• _SHORT EXERCISE_
Give only the number of lines in these records that contain the word "MEXC".

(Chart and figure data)
☆ ☆ ☆ ☆ ☆ ☆ ☆

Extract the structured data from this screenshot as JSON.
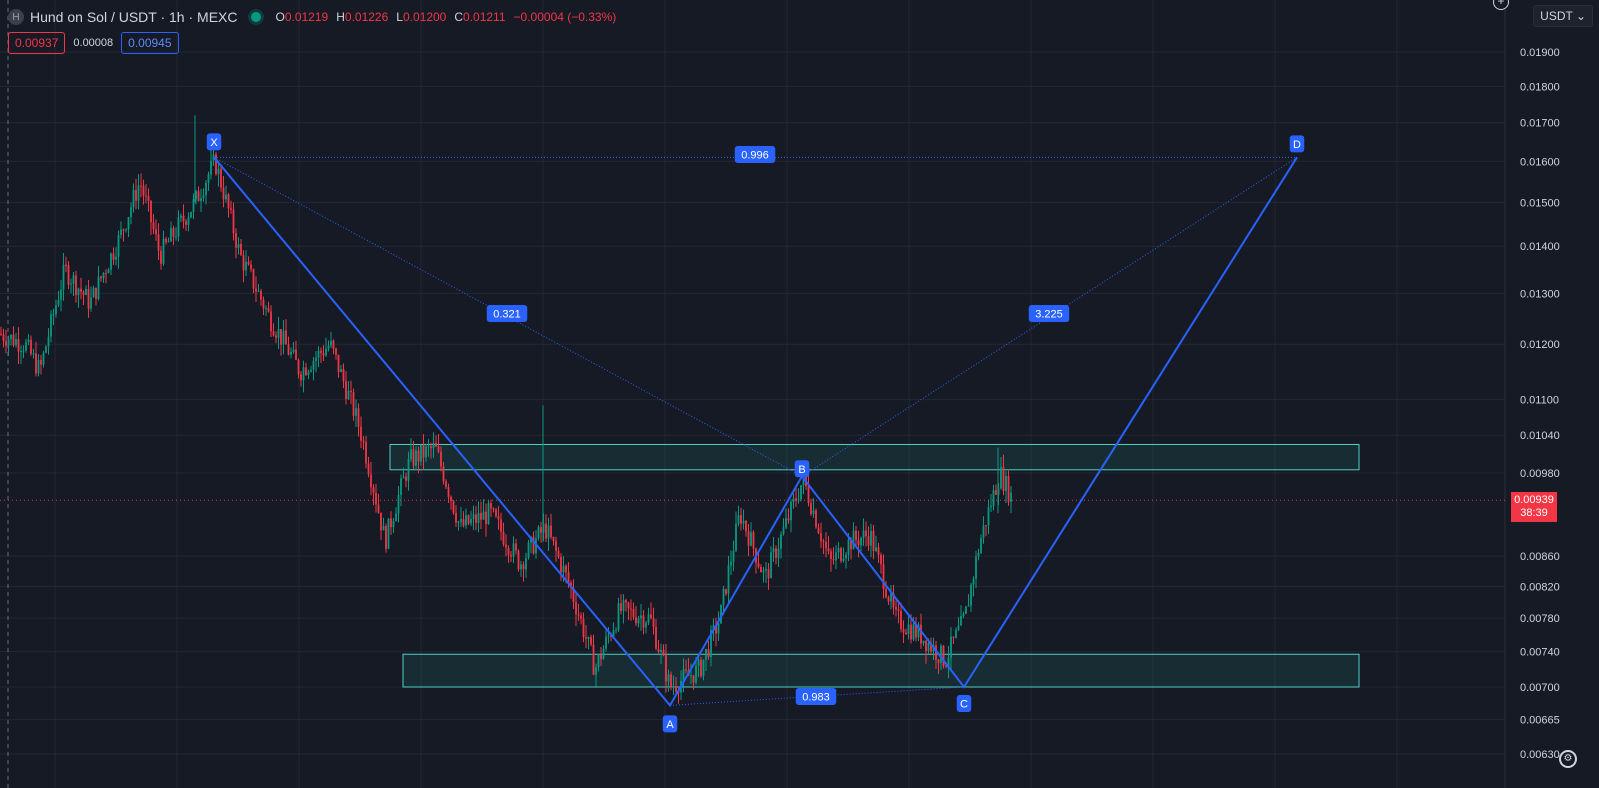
{
  "header": {
    "logo_letter": "H",
    "title": "Hund on Sol / USDT · 1h · MEXC",
    "ohlc": [
      {
        "key": "O",
        "value": "0.01219"
      },
      {
        "key": "H",
        "value": "0.01226"
      },
      {
        "key": "L",
        "value": "0.01200"
      },
      {
        "key": "C",
        "value": "0.01211"
      },
      {
        "key": "",
        "value": "−0.00004 (−0.33%)"
      }
    ],
    "bid": "0.00937",
    "spread": "0.00008",
    "ask": "0.00945"
  },
  "currency_selector": {
    "label": "USDT ⌄"
  },
  "icons": {
    "plus": "plus-icon",
    "gear": "gear-icon"
  },
  "price_axis": {
    "ticks": [
      "0.01900",
      "0.01800",
      "0.01700",
      "0.01600",
      "0.01500",
      "0.01400",
      "0.01300",
      "0.01200",
      "0.01100",
      "0.01040",
      "0.00980",
      "0.00860",
      "0.00820",
      "0.00780",
      "0.00740",
      "0.00700",
      "0.00665",
      "0.00630"
    ],
    "last_price": "0.00939",
    "countdown": "38:39"
  },
  "chart_data": {
    "type": "candlestick",
    "symbol": "Hund on Sol / USDT",
    "interval": "1h",
    "exchange": "MEXC",
    "y_scale": "log",
    "approx_price_path": [
      {
        "x": 0,
        "close": 0.0122
      },
      {
        "x": 25,
        "close": 0.012
      },
      {
        "x": 40,
        "close": 0.0115
      },
      {
        "x": 65,
        "close": 0.0135
      },
      {
        "x": 90,
        "close": 0.0128
      },
      {
        "x": 120,
        "close": 0.0142
      },
      {
        "x": 140,
        "close": 0.0155
      },
      {
        "x": 160,
        "close": 0.0138
      },
      {
        "x": 195,
        "close": 0.015
      },
      {
        "x": 215,
        "close": 0.016
      },
      {
        "x": 240,
        "close": 0.0138
      },
      {
        "x": 270,
        "close": 0.0125
      },
      {
        "x": 300,
        "close": 0.0115
      },
      {
        "x": 330,
        "close": 0.012
      },
      {
        "x": 360,
        "close": 0.0105
      },
      {
        "x": 385,
        "close": 0.0088
      },
      {
        "x": 410,
        "close": 0.01
      },
      {
        "x": 435,
        "close": 0.0102
      },
      {
        "x": 460,
        "close": 0.009
      },
      {
        "x": 490,
        "close": 0.0092
      },
      {
        "x": 520,
        "close": 0.0085
      },
      {
        "x": 545,
        "close": 0.009
      },
      {
        "x": 570,
        "close": 0.0082
      },
      {
        "x": 595,
        "close": 0.0072
      },
      {
        "x": 620,
        "close": 0.0079
      },
      {
        "x": 650,
        "close": 0.0078
      },
      {
        "x": 670,
        "close": 0.007
      },
      {
        "x": 700,
        "close": 0.0072
      },
      {
        "x": 720,
        "close": 0.0078
      },
      {
        "x": 740,
        "close": 0.0092
      },
      {
        "x": 765,
        "close": 0.0083
      },
      {
        "x": 785,
        "close": 0.009
      },
      {
        "x": 803,
        "close": 0.0097
      },
      {
        "x": 830,
        "close": 0.0085
      },
      {
        "x": 850,
        "close": 0.0088
      },
      {
        "x": 870,
        "close": 0.0089
      },
      {
        "x": 895,
        "close": 0.0078
      },
      {
        "x": 920,
        "close": 0.0076
      },
      {
        "x": 945,
        "close": 0.0073
      },
      {
        "x": 965,
        "close": 0.0078
      },
      {
        "x": 980,
        "close": 0.0088
      },
      {
        "x": 1000,
        "close": 0.0098
      },
      {
        "x": 1013,
        "close": 0.00939
      }
    ],
    "harmonic_pattern": {
      "points": [
        {
          "label": "X",
          "price": 0.0161
        },
        {
          "label": "A",
          "price": 0.0068
        },
        {
          "label": "B",
          "price": 0.00975
        },
        {
          "label": "C",
          "price": 0.007
        },
        {
          "label": "D",
          "price": 0.0161
        }
      ],
      "ratios": [
        {
          "between": "XA-AB",
          "value": "0.321"
        },
        {
          "between": "AB-BC",
          "value": "0.983"
        },
        {
          "between": "BC-CD",
          "value": "3.225"
        },
        {
          "between": "XA-XD",
          "value": "0.996"
        }
      ]
    },
    "zones": [
      {
        "name": "resistance",
        "low": 0.00985,
        "high": 0.01025
      },
      {
        "name": "support",
        "low": 0.007,
        "high": 0.00737
      }
    ],
    "last_price": 0.00939,
    "colors": {
      "up": "#089981",
      "down": "#f23645",
      "pattern": "#2962ff",
      "zone": "#22ab94"
    }
  }
}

☆ ☆ ☆ ☆ ☆ ☆ ☆

• _THE RESULT_
2